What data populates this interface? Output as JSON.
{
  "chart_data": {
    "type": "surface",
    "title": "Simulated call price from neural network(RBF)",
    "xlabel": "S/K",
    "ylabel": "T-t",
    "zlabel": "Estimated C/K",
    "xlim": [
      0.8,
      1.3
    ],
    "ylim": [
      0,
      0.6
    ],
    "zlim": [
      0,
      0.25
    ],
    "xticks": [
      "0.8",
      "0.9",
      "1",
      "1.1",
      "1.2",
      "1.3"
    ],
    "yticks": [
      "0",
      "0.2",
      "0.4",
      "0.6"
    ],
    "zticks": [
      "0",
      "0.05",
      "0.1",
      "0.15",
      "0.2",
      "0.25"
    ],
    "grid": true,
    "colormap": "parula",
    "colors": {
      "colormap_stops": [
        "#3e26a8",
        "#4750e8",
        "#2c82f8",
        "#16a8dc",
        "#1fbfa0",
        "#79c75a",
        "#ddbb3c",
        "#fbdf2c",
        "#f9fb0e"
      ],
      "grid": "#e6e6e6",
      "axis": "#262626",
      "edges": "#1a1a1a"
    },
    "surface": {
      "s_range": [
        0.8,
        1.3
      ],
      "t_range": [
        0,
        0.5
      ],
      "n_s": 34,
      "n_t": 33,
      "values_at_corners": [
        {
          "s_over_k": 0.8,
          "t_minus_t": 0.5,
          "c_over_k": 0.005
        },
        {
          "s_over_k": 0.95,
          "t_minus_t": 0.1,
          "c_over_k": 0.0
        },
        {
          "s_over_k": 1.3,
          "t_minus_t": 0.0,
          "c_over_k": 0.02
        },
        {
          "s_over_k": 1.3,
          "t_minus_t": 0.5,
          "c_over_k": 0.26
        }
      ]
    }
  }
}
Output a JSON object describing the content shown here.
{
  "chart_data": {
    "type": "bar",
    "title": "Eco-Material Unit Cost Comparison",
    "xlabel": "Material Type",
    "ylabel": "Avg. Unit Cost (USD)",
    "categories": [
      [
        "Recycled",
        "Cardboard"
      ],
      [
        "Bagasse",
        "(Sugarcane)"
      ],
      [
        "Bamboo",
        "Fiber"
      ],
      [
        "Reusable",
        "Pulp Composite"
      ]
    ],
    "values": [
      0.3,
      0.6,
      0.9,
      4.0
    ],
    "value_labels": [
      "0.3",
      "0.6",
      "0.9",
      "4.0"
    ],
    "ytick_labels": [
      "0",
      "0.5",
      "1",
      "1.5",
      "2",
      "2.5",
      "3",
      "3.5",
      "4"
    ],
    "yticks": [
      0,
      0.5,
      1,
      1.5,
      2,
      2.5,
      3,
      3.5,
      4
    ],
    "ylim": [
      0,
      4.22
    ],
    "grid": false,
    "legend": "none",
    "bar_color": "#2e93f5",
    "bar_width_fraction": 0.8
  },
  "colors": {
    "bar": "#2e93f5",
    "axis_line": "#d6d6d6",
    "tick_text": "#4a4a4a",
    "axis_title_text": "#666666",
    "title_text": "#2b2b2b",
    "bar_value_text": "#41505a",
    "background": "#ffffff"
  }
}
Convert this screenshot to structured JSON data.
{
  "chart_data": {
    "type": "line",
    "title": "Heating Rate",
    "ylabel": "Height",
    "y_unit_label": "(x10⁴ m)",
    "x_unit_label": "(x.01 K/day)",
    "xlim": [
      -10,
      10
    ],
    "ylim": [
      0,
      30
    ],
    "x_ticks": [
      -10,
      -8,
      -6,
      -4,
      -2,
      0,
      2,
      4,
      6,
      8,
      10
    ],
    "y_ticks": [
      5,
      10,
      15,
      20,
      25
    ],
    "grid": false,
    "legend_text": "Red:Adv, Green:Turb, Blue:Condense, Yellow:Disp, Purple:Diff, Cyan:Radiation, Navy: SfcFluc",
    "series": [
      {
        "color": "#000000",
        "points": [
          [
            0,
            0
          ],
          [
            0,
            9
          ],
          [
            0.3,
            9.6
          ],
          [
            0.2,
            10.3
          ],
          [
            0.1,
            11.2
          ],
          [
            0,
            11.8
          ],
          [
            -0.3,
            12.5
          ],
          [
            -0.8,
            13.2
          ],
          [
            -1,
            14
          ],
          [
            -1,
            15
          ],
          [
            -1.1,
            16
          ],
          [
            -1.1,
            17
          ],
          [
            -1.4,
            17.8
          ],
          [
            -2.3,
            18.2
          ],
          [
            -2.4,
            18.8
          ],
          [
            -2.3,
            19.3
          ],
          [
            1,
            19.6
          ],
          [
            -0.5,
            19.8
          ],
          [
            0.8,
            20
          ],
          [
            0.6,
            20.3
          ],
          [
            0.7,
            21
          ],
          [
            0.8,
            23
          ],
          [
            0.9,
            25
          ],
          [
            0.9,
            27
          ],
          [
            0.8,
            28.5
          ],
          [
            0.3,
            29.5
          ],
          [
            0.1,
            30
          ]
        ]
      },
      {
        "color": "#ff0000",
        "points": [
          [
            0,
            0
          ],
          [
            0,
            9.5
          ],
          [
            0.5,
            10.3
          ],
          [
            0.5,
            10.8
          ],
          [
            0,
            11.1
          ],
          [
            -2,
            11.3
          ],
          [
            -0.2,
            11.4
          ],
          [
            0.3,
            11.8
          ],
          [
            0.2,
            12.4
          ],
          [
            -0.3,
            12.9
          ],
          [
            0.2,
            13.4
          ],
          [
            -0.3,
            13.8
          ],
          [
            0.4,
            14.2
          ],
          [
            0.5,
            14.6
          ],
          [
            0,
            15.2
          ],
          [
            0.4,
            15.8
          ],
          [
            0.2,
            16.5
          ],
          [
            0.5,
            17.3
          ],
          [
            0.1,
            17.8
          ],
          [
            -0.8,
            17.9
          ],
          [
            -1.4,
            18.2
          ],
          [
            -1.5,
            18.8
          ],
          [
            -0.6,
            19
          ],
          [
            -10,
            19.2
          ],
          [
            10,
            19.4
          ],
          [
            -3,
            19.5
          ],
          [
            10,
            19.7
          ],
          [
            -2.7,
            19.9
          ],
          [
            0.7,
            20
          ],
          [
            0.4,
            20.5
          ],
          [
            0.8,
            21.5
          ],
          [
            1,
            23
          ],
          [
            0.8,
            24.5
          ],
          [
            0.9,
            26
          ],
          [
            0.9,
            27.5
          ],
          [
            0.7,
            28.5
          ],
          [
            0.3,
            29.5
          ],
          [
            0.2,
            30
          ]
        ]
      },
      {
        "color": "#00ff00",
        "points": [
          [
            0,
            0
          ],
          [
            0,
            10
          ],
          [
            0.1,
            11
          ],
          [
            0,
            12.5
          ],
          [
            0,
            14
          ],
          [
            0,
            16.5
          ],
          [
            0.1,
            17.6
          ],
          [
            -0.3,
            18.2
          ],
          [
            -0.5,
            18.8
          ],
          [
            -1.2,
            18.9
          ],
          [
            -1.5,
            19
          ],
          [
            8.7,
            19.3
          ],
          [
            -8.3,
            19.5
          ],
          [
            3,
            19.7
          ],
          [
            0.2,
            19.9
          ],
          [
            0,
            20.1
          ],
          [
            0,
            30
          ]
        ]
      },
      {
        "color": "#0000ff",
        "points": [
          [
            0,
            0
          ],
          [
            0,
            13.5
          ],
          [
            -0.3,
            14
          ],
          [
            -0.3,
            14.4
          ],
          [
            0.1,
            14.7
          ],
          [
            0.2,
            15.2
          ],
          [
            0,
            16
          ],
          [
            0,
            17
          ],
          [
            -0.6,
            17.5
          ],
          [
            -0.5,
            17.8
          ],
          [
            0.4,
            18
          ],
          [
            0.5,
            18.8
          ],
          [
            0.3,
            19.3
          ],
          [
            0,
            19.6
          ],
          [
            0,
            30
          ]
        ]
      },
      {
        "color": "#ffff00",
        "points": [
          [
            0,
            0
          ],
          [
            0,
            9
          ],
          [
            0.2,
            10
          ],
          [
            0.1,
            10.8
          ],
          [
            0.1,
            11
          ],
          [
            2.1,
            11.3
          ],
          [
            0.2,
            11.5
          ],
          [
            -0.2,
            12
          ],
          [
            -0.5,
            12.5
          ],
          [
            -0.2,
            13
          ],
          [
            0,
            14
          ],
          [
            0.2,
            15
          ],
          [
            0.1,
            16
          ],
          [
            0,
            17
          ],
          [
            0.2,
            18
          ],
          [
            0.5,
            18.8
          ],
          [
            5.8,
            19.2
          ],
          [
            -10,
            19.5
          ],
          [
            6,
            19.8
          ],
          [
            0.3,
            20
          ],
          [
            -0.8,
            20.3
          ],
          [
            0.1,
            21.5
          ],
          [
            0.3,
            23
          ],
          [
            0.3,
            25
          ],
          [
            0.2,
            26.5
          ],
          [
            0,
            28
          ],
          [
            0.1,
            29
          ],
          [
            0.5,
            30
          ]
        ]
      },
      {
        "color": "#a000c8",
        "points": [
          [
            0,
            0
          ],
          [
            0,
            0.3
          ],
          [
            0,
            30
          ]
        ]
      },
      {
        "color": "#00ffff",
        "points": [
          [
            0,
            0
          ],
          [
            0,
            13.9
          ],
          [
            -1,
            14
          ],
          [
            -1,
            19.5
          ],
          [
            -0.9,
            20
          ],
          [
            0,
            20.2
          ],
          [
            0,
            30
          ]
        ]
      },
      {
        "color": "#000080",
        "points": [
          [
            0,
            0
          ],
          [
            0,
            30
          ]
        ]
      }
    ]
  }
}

- **Work to complete**:
Say how many lines hold the word "this", giving the number and nothing else.

- **Correct output**:
2